Requirements:
Repeat, exactly and completely, the entries shown underneath.

* start Records for this exercise *

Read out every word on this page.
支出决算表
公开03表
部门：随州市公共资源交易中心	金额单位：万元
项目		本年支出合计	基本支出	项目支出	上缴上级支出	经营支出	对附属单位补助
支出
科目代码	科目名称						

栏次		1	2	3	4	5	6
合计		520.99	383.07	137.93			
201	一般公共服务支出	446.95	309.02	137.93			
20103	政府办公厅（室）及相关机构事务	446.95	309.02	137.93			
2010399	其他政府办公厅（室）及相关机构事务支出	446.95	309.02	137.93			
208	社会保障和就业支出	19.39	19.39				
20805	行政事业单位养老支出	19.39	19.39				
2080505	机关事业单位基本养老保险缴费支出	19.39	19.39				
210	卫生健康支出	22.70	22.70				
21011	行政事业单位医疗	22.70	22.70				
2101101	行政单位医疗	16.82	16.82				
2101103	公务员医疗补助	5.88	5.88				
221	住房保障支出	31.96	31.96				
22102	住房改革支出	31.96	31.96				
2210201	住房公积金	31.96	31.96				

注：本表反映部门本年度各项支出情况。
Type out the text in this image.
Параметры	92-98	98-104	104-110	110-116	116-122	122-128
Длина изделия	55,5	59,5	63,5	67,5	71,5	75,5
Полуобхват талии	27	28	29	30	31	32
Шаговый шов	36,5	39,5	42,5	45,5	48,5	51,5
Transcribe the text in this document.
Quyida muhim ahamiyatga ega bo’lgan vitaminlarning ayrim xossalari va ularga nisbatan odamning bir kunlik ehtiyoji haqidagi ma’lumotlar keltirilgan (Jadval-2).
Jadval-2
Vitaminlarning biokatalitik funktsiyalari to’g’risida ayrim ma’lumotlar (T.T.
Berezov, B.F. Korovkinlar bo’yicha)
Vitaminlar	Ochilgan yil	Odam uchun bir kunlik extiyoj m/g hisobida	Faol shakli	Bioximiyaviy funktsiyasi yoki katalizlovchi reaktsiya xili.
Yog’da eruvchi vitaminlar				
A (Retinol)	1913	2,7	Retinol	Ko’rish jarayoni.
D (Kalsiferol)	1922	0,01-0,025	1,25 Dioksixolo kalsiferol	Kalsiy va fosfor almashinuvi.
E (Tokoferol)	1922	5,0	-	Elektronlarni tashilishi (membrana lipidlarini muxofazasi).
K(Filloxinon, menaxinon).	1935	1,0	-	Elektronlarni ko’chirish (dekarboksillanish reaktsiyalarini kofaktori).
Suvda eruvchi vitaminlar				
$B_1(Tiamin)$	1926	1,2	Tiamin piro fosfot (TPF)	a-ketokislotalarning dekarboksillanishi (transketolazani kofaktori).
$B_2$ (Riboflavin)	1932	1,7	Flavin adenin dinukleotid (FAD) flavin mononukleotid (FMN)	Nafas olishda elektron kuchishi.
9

* end Records for this exercise *

Written solution:
Read out every word on this page.
支出决算表
公开03表
部门：随州市公共资源交易中心	金额单位：万元
项目		本年支出合计	基本支出	项目支出	上缴上级支出	经营支出	对附属单位补助
支出
科目代码	科目名称						

栏次		1	2	3	4	5	6
合计		520.99	383.07	137.93			
201	一般公共服务支出	446.95	309.02	137.93			
20103	政府办公厅（室）及相关机构事务	446.95	309.02	137.93			
2010399	其他政府办公厅（室）及相关机构事务支出	446.95	309.02	137.93			
208	社会保障和就业支出	19.39	19.39				
20805	行政事业单位养老支出	19.39	19.39				
2080505	机关事业单位基本养老保险缴费支出	19.39	19.39				
210	卫生健康支出	22.70	22.70				
21011	行政事业单位医疗	22.70	22.70				
2101101	行政单位医疗	16.82	16.82				
2101103	公务员医疗补助	5.88	5.88				
221	住房保障支出	31.96	31.96				
22102	住房改革支出	31.96	31.96				
2210201	住房公积金	31.96	31.96				

注：本表反映部门本年度各项支出情况。
Type out the text in this image.
Параметры	92-98	98-104	104-110	110-116	116-122	122-128
Длина изделия	55,5	59,5	63,5	67,5	71,5	75,5
Полуобхват талии	27	28	29	30	31	32
Шаговый шов	36,5	39,5	42,5	45,5	48,5	51,5
Transcribe the text in this document.
Quyida muhim ahamiyatga ega bo’lgan vitaminlarning ayrim xossalari va ularga nisbatan odamning bir kunlik ehtiyoji haqidagi ma’lumotlar keltirilgan (Jadval-2).
Jadval-2
Vitaminlarning biokatalitik funktsiyalari to’g’risida ayrim ma’lumotlar (T.T.
Berezov, B.F. Korovkinlar bo’yicha)
Vitaminlar	Ochilgan yil	Odam uchun bir kunlik extiyoj m/g hisobida	Faol shakli	Bioximiyaviy funktsiyasi yoki katalizlovchi reaktsiya xili.
Yog’da eruvchi vitaminlar				
A (Retinol)	1913	2,7	Retinol	Ko’rish jarayoni.
D (Kalsiferol)	1922	0,01-0,025	1,25 Dioksixolo kalsiferol	Kalsiy va fosfor almashinuvi.
E (Tokoferol)	1922	5,0	-	Elektronlarni tashilishi (membrana lipidlarini muxofazasi).
K(Filloxinon, menaxinon).	1935	1,0	-	Elektronlarni ko’chirish (dekarboksillanish reaktsiyalarini kofaktori).
Suvda eruvchi vitaminlar				
$B_1(Tiamin)$	1926	1,2	Tiamin piro fosfot (TPF)	a-ketokislotalarning dekarboksillanishi (transketolazani kofaktori).
$B_2$ (Riboflavin)	1932	1,7	Flavin adenin dinukleotid (FAD) flavin mononukleotid (FMN)	Nafas olishda elektron kuchishi.
9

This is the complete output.